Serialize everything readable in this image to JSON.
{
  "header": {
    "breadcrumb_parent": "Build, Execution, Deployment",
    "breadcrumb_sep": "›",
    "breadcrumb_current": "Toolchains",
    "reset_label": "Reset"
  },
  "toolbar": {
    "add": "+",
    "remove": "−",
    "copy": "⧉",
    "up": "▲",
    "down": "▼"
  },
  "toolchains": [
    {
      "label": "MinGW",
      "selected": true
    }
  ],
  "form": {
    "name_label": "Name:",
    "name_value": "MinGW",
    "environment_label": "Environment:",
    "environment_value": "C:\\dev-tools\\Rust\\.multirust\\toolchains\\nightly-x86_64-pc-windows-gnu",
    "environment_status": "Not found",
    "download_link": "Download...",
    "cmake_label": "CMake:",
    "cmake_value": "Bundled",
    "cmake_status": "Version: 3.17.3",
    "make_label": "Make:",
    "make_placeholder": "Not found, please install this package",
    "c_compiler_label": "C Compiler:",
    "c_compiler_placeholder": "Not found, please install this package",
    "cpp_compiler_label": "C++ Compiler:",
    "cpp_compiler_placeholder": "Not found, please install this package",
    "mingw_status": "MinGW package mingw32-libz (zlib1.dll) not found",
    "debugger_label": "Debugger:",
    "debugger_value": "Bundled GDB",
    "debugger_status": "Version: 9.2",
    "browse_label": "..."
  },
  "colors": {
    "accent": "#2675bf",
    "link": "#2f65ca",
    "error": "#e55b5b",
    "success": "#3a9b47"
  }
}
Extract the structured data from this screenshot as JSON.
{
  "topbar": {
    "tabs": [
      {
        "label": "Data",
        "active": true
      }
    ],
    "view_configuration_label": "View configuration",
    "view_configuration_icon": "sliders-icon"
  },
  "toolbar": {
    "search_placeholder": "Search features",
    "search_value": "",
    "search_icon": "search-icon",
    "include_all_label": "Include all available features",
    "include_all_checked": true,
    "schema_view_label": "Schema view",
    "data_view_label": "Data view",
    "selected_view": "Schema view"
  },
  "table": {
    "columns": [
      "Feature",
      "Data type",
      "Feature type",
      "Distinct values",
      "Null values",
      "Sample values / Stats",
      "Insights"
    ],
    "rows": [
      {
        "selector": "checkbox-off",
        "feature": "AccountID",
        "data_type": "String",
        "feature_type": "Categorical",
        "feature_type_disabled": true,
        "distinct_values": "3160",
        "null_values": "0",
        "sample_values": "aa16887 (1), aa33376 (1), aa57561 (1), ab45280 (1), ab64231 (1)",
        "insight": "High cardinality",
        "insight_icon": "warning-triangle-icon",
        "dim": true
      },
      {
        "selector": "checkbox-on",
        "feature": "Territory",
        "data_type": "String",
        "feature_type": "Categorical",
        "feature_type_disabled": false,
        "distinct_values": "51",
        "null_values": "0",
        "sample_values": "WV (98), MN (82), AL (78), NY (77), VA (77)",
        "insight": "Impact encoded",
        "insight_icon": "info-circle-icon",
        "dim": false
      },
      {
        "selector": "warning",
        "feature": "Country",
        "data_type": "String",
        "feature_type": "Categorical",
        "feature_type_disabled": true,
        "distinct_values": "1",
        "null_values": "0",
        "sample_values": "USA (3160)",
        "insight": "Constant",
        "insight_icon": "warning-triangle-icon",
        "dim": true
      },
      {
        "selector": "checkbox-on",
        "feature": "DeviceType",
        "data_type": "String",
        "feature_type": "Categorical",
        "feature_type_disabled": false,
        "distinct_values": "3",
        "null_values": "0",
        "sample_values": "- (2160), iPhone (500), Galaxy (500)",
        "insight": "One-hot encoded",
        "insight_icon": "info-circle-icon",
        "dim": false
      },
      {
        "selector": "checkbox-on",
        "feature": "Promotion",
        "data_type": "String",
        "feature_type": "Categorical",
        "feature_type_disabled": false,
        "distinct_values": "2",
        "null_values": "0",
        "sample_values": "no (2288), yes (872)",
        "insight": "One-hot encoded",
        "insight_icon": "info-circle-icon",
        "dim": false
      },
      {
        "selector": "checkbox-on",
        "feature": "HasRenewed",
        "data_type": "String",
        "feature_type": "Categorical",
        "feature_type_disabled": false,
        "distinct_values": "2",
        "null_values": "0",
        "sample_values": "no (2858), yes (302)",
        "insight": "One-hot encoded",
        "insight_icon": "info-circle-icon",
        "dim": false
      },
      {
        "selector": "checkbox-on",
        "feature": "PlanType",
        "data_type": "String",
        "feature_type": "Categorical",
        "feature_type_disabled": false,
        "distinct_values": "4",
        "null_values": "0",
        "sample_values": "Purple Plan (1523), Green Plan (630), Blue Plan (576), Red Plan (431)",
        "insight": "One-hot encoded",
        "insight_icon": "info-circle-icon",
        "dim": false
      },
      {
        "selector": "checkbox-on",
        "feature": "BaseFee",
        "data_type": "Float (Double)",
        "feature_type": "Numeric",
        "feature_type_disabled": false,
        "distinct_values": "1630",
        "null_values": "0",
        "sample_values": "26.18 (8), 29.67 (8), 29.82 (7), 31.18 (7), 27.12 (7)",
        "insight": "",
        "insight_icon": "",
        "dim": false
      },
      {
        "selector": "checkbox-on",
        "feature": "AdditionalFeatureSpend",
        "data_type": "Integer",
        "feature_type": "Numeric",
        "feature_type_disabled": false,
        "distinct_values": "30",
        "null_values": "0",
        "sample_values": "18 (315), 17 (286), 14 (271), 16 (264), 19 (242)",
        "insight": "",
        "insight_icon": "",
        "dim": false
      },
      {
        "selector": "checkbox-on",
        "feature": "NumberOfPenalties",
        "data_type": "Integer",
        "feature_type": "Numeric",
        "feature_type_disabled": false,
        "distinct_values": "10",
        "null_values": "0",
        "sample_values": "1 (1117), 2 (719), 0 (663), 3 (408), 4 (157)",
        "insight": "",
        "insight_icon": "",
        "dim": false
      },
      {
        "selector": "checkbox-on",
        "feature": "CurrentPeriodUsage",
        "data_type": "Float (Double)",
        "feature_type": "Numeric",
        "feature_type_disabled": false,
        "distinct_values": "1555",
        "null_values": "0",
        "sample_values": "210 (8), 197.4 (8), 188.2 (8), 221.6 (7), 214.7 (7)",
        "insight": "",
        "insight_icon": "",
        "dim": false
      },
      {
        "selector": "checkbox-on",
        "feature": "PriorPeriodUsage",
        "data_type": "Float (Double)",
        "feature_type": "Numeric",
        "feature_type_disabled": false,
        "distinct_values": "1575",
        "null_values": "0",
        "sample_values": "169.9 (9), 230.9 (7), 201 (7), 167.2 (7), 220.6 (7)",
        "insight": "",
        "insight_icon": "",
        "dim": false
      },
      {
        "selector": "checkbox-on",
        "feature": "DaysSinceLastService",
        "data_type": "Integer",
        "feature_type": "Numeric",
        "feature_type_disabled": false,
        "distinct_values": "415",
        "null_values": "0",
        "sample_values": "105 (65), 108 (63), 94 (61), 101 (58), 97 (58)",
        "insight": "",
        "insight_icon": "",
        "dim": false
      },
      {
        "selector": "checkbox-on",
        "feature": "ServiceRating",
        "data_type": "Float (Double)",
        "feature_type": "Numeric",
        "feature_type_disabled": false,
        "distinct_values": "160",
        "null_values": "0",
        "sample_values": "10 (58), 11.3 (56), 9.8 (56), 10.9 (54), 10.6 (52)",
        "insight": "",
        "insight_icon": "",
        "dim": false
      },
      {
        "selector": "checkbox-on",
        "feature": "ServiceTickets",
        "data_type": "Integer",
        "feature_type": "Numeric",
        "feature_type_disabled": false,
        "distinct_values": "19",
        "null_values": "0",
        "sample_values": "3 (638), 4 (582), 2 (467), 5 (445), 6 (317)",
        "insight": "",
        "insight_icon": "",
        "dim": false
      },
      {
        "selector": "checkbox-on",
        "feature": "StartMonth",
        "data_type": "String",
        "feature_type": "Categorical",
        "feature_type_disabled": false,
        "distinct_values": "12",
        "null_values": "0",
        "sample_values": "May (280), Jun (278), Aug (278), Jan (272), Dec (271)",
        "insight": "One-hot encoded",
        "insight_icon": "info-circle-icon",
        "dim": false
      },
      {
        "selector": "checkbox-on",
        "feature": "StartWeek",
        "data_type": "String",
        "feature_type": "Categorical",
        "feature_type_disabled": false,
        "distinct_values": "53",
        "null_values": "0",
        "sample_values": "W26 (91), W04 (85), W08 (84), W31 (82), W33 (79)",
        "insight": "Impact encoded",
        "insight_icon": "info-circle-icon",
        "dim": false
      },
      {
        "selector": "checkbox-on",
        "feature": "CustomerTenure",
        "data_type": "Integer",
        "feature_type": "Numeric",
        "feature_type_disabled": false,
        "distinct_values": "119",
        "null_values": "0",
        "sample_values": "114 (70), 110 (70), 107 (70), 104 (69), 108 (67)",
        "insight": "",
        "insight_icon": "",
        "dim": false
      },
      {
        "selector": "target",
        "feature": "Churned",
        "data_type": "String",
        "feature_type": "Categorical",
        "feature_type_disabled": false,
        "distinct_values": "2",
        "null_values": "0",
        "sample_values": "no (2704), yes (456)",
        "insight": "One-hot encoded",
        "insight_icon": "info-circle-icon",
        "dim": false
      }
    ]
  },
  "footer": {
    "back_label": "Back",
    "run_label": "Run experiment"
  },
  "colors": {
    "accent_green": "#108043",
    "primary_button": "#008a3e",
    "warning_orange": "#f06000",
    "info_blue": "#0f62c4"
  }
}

__________________________________________________

Respond with nothing but the number of lines in the entries that contain the string "MinGW".

3